◆ WHAT YOU HAVE TO DO
Please transcribe the data below exactly. Leave the pictures out.

◆ GIVEN RECORDS
# # #

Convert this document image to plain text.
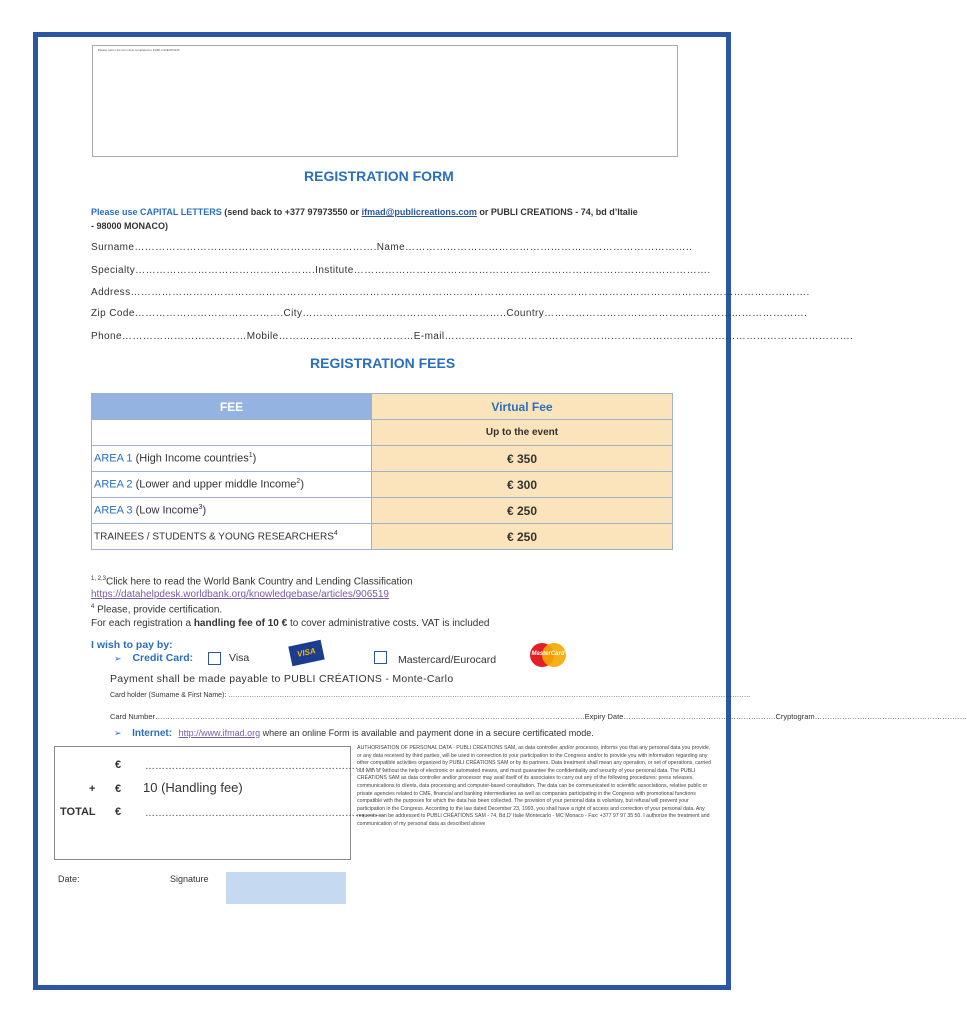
Please return the form duly completed to PUBLI CREATIONS
REGISTRATION FORM
Please use CAPITAL LETTERS (send back to +377 97973550 or ifmad@publicreations.com or PUBLI CREATIONS - 74, bd d’Italie
- 98000 MONACO)
Surname…………………………………………………………….Name………………………………………………………………………..
Specialty…………………………………………….Institute………………………………………………………………………………………….
Address…………………………………………………………………………………………………………………………………………………………………………….
Zip Code…………………………………….City…………………………………………………..Country………………………………………………………………….
Phone………………………………Mobile…………………………………E-mail……………………………………………………………………………………………………….
REGISTRATION FEES
FEE	Virtual Fee
	Up to the event
AREA 1 (High Income countries$^1$)	€ 350
AREA 2 (Lower and upper middle Income$^2$)	€ 300
AREA 3 (Low Income$^3$)	€ 250
TRAINEES / STUDENTS & YOUNG RESEARCHERS$^4$	€ 250
$^{1, 2,3}$Click here to read the World Bank Country and Lending Classification
https://datahelpdesk.worldbank.org/knowledgebase/articles/906519
$^4$ Please, provide certification.
For each registration a handling fee of 10 € to cover administrative costs. VAT is included
I wish to pay by:
➢ Credit Card:	Visa	VISA
Mastercard/Eurocard	MasterCard
Payment shall be made payable to PUBLI CRÉATIONS - Monte-Carlo
Card holder (Surname & First Name): ……………………………………………………………………………………………………………………………………………………………………………………………………..
Card Number……………………………………………………………………………………………………………………………………………………….Expiry Date…………………………………………………….Cryptogram…………………………………………………….
➢ Internet: http://www.ifmad.org where an online Form is available and payment done in a secure certificated mode.
€ ………………………………………………………………
+ € 10 (Handling fee)
TOTAL € ………………………………………………………………
AUTHORISATION OF PERSONAL DATA - PUBLI CRÉATIONS SAM, as data controller and/or processor, informs you that any personal data you provide, or any data received by third parties, will be used in connection to your participation to the Congress and/or to provide you with information regarding any other compatible activities organized by PUBLI CRÉATIONS SAM or by its partners. Data treatment shall mean any operation, or set of operations, carried out with or without the help of electronic or automated means, and must guarantee the confidentiality and security of your personal data. The PUBLI CRÉATIONS SAM as data controller and/or processor may avail itself of its associates to carry out any of the following procedures: press releases, communications to clients, data processing and computer-based consultation. The data can be communicated to scientific associations, relative public or private agencies related to CME, financial and banking intermediaries as well as companies participating in the Congress with promotional functions compatible with the purposes for which the data has been collected. The provision of your personal data is voluntary, but refusal will prevent your participation in the Congress. According to the law dated December 23, 1993, you shall have a right of access and correction of your personal data. Any requests can be addressed to PUBLI CRÉATIONS SAM - 74, Bd.D' Italie Montecarlo - MC Monaco - Fax: +377 97 97 35 50. I authorize the treatment and communication of my personal data as described above
Date:	Signature
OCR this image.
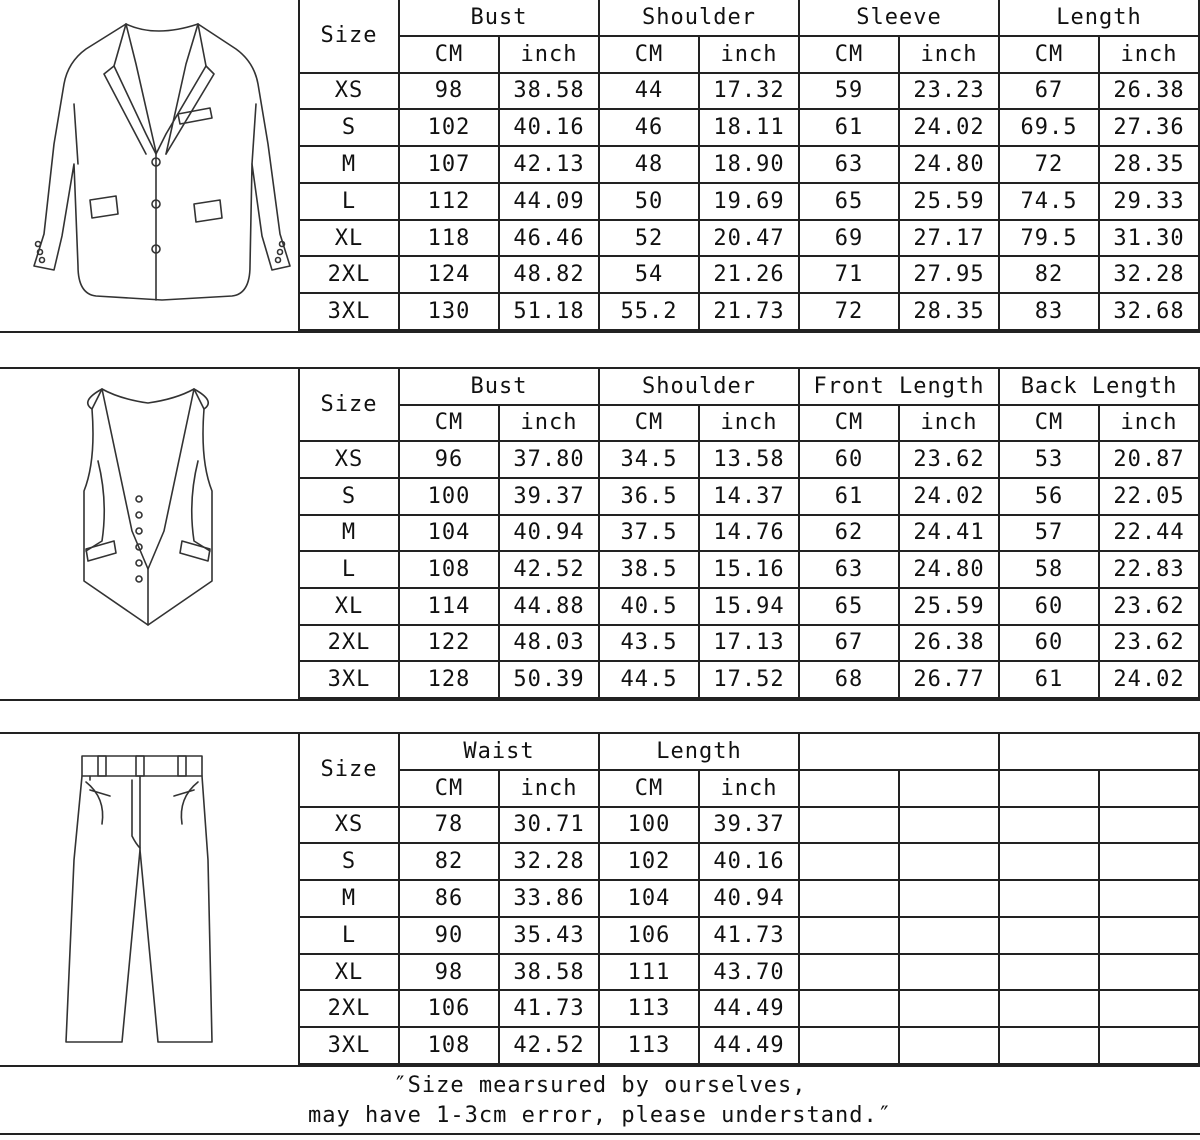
Size	Bust		Shoulder		Sleeve		Length	
	CM	inch	CM	inch	CM	inch	CM	inch
XS	98	38.58	44	17.32	59	23.23	67	26.38
S	102	40.16	46	18.11	61	24.02	69.5	27.36
M	107	42.13	48	18.90	63	24.80	72	28.35
L	112	44.09	50	19.69	65	25.59	74.5	29.33
XL	118	46.46	52	20.47	69	27.17	79.5	31.30
2XL	124	48.82	54	21.26	71	27.95	82	32.28
3XL	130	51.18	55.2	21.73	72	28.35	83	32.68
Size	Bust		Shoulder		Front Length		Back Length	
	CM	inch	CM	inch	CM	inch	CM	inch
XS	96	37.80	34.5	13.58	60	23.62	53	20.87
S	100	39.37	36.5	14.37	61	24.02	56	22.05
M	104	40.94	37.5	14.76	62	24.41	57	22.44
L	108	42.52	38.5	15.16	63	24.80	58	22.83
XL	114	44.88	40.5	15.94	65	25.59	60	23.62
2XL	122	48.03	43.5	17.13	67	26.38	60	23.62
3XL	128	50.39	44.5	17.52	68	26.77	61	24.02
Size	Waist		Length					
	CM	inch	CM	inch				
XS	78	30.71	100	39.37				
S	82	32.28	102	40.16				
M	86	33.86	104	40.94				
L	90	35.43	106	41.73				
XL	98	38.58	111	43.70				
2XL	106	41.73	113	44.49				
3XL	108	42.52	113	44.49				
″Size mearsured by ourselves,
may have 1-3cm error, please understand.″
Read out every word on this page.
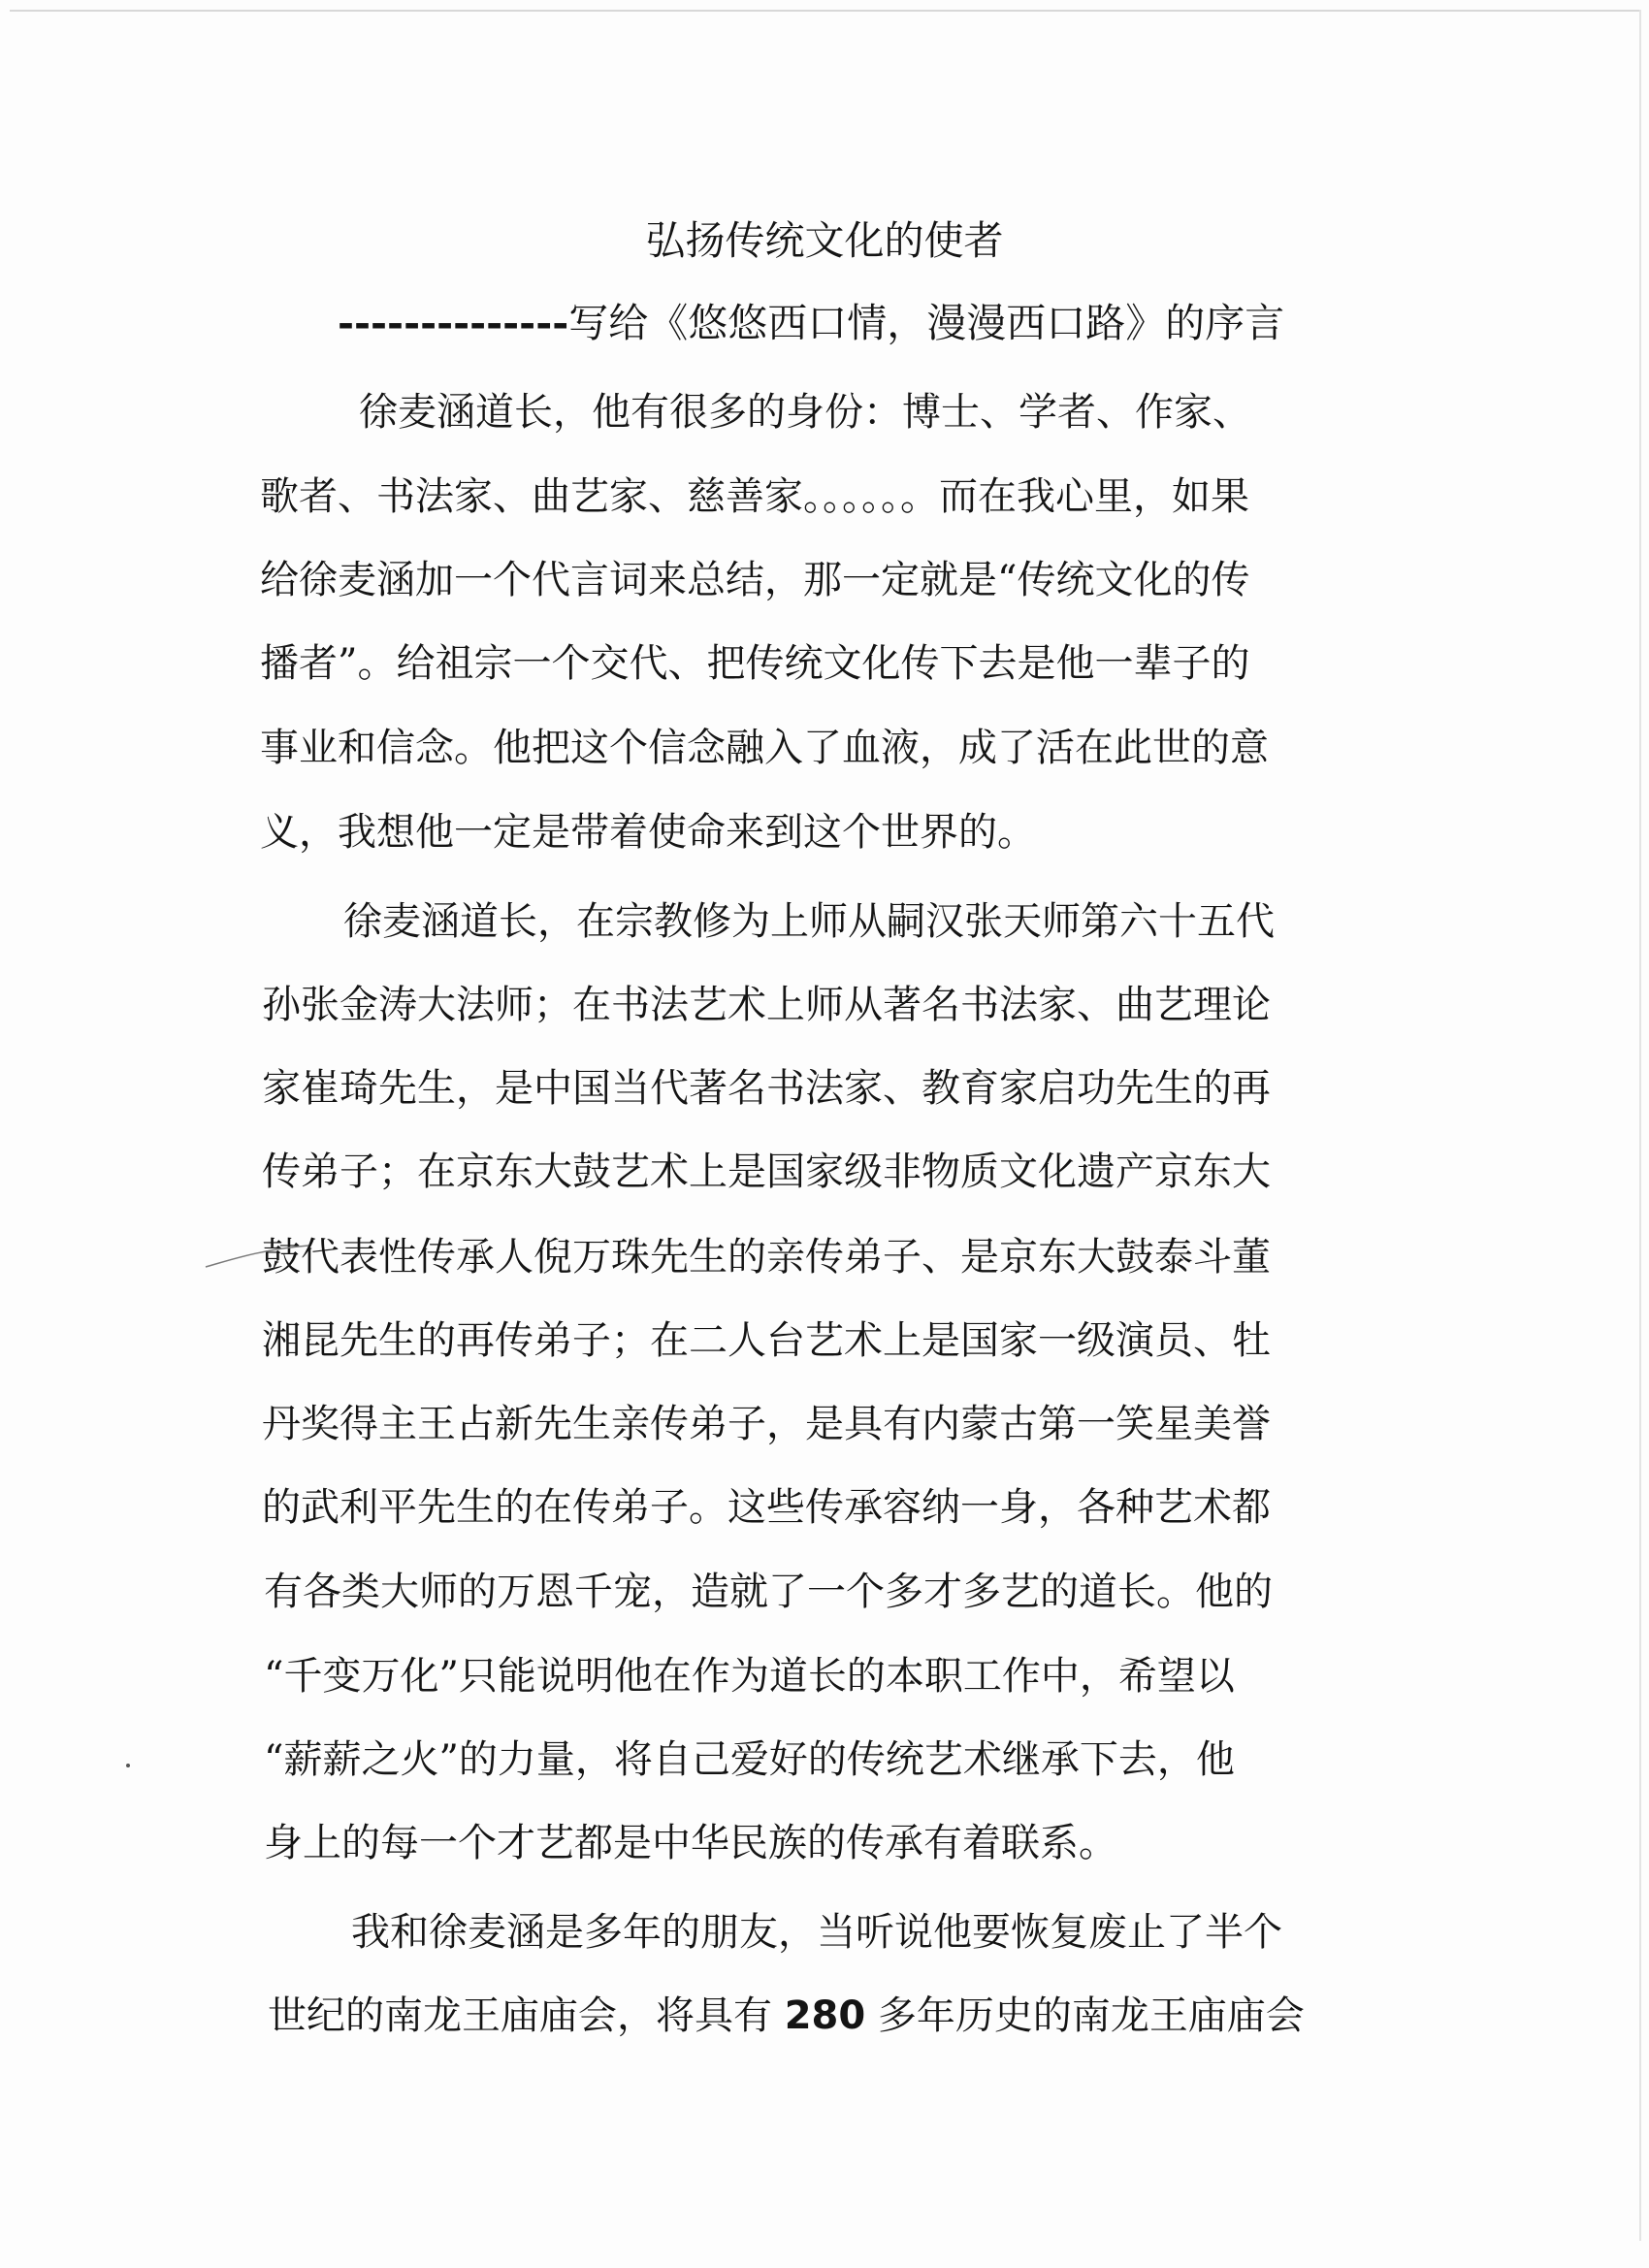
弘扬传统文化的使者
--------------写给《悠悠西口情，漫漫西口路》的序言
徐麦涵道长，他有很多的身份：博士、学者、作家、
歌者、书法家、曲艺家、慈善家。。。。。。而在我心里，如果
给徐麦涵加一个代言词来总结，那一定就是“传统文化的传
播者”。给祖宗一个交代、把传统文化传下去是他一辈子的
事业和信念。他把这个信念融入了血液，成了活在此世的意
义，我想他一定是带着使命来到这个世界的。
徐麦涵道长，在宗教修为上师从嗣汉张天师第六十五代
孙张金涛大法师；在书法艺术上师从著名书法家、曲艺理论
家崔琦先生，是中国当代著名书法家、教育家启功先生的再
传弟子；在京东大鼓艺术上是国家级非物质文化遗产京东大
鼓代表性传承人倪万珠先生的亲传弟子、是京东大鼓泰斗董
湘昆先生的再传弟子；在二人台艺术上是国家一级演员、牡
丹奖得主王占新先生亲传弟子，是具有内蒙古第一笑星美誉
的武利平先生的在传弟子。这些传承容纳一身，各种艺术都
有各类大师的万恩千宠，造就了一个多才多艺的道长。他的
“千变万化”只能说明他在作为道长的本职工作中，希望以
“薪薪之火”的力量，将自己爱好的传统艺术继承下去，他
身上的每一个才艺都是中华民族的传承有着联系。
我和徐麦涵是多年的朋友，当听说他要恢复废止了半个
世纪的南龙王庙庙会，将具有 280 多年历史的南龙王庙庙会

# # #

◆ SOLVED PROBLEM
Convert this document image to plain text.
Please return the form duly completed to PUBLI CREATIONS
REGISTRATION FORM
Please use CAPITAL LETTERS (send back to +377 97973550 or ifmad@publicreations.com or PUBLI CREATIONS - 74, bd d’Italie
- 98000 MONACO)
Surname…………………………………………………………….Name………………………………………………………………………..
Specialty…………………………………………….Institute………………………………………………………………………………………….
Address…………………………………………………………………………………………………………………………………………………………………………….
Zip Code…………………………………….City…………………………………………………..Country………………………………………………………………….
Phone………………………………Mobile…………………………………E-mail……………………………………………………………………………………………………….
REGISTRATION FEES
FEE	Virtual Fee
	Up to the event
AREA 1 (High Income countries$^1$)	€ 350
AREA 2 (Lower and upper middle Income$^2$)	€ 300
AREA 3 (Low Income$^3$)	€ 250
TRAINEES / STUDENTS & YOUNG RESEARCHERS$^4$	€ 250
$^{1, 2,3}$Click here to read the World Bank Country and Lending Classification
https://datahelpdesk.worldbank.org/knowledgebase/articles/906519
$^4$ Please, provide certification.
For each registration a handling fee of 10 € to cover administrative costs. VAT is included
I wish to pay by:
➢ Credit Card:	Visa	VISA
Mastercard/Eurocard	MasterCard
Payment shall be made payable to PUBLI CRÉATIONS - Monte-Carlo
Card holder (Surname & First Name): ……………………………………………………………………………………………………………………………………………………………………………………………………..
Card Number……………………………………………………………………………………………………………………………………………………….Expiry Date…………………………………………………….Cryptogram…………………………………………………….
➢ Internet: http://www.ifmad.org where an online Form is available and payment done in a secure certificated mode.
€ ………………………………………………………………
+ € 10 (Handling fee)
TOTAL € ………………………………………………………………
AUTHORISATION OF PERSONAL DATA - PUBLI CRÉATIONS SAM, as data controller and/or processor, informs you that any personal data you provide, or any data received by third parties, will be used in connection to your participation to the Congress and/or to provide you with information regarding any other compatible activities organized by PUBLI CRÉATIONS SAM or by its partners. Data treatment shall mean any operation, or set of operations, carried out with or without the help of electronic or automated means, and must guarantee the confidentiality and security of your personal data. The PUBLI CRÉATIONS SAM as data controller and/or processor may avail itself of its associates to carry out any of the following procedures: press releases, communications to clients, data processing and computer-based consultation. The data can be communicated to scientific associations, relative public or private agencies related to CME, financial and banking intermediaries as well as companies participating in the Congress with promotional functions compatible with the purposes for which the data has been collected. The provision of your personal data is voluntary, but refusal will prevent your participation in the Congress. According to the law dated December 23, 1993, you shall have a right of access and correction of your personal data. Any requests can be addressed to PUBLI CRÉATIONS SAM - 74, Bd.D' Italie Montecarlo - MC Monaco - Fax: +377 97 97 35 50. I authorize the treatment and communication of my personal data as described above
Date:	Signature
OCR this image.
Size	Bust		Shoulder		Sleeve		Length	
	CM	inch	CM	inch	CM	inch	CM	inch
XS	98	38.58	44	17.32	59	23.23	67	26.38
S	102	40.16	46	18.11	61	24.02	69.5	27.36
M	107	42.13	48	18.90	63	24.80	72	28.35
L	112	44.09	50	19.69	65	25.59	74.5	29.33
XL	118	46.46	52	20.47	69	27.17	79.5	31.30
2XL	124	48.82	54	21.26	71	27.95	82	32.28
3XL	130	51.18	55.2	21.73	72	28.35	83	32.68
Size	Bust		Shoulder		Front Length		Back Length	
	CM	inch	CM	inch	CM	inch	CM	inch
XS	96	37.80	34.5	13.58	60	23.62	53	20.87
S	100	39.37	36.5	14.37	61	24.02	56	22.05
M	104	40.94	37.5	14.76	62	24.41	57	22.44
L	108	42.52	38.5	15.16	63	24.80	58	22.83
XL	114	44.88	40.5	15.94	65	25.59	60	23.62
2XL	122	48.03	43.5	17.13	67	26.38	60	23.62
3XL	128	50.39	44.5	17.52	68	26.77	61	24.02
Size	Waist		Length					
	CM	inch	CM	inch				
XS	78	30.71	100	39.37				
S	82	32.28	102	40.16				
M	86	33.86	104	40.94				
L	90	35.43	106	41.73				
XL	98	38.58	111	43.70				
2XL	106	41.73	113	44.49				
3XL	108	42.52	113	44.49				
″Size mearsured by ourselves,
may have 1-3cm error, please understand.″
Read out every word on this page.
弘扬传统文化的使者
--------------写给《悠悠西口情，漫漫西口路》的序言
徐麦涵道长，他有很多的身份：博士、学者、作家、
歌者、书法家、曲艺家、慈善家。。。。。。而在我心里，如果
给徐麦涵加一个代言词来总结，那一定就是“传统文化的传
播者”。给祖宗一个交代、把传统文化传下去是他一辈子的
事业和信念。他把这个信念融入了血液，成了活在此世的意
义，我想他一定是带着使命来到这个世界的。
徐麦涵道长，在宗教修为上师从嗣汉张天师第六十五代
孙张金涛大法师；在书法艺术上师从著名书法家、曲艺理论
家崔琦先生，是中国当代著名书法家、教育家启功先生的再
传弟子；在京东大鼓艺术上是国家级非物质文化遗产京东大
鼓代表性传承人倪万珠先生的亲传弟子、是京东大鼓泰斗董
湘昆先生的再传弟子；在二人台艺术上是国家一级演员、牡
丹奖得主王占新先生亲传弟子，是具有内蒙古第一笑星美誉
的武利平先生的在传弟子。这些传承容纳一身，各种艺术都
有各类大师的万恩千宠，造就了一个多才多艺的道长。他的
“千变万化”只能说明他在作为道长的本职工作中，希望以
“薪薪之火”的力量，将自己爱好的传统艺术继承下去，他
身上的每一个才艺都是中华民族的传承有着联系。
我和徐麦涵是多年的朋友，当听说他要恢复废止了半个
世纪的南龙王庙庙会，将具有 280 多年历史的南龙王庙庙会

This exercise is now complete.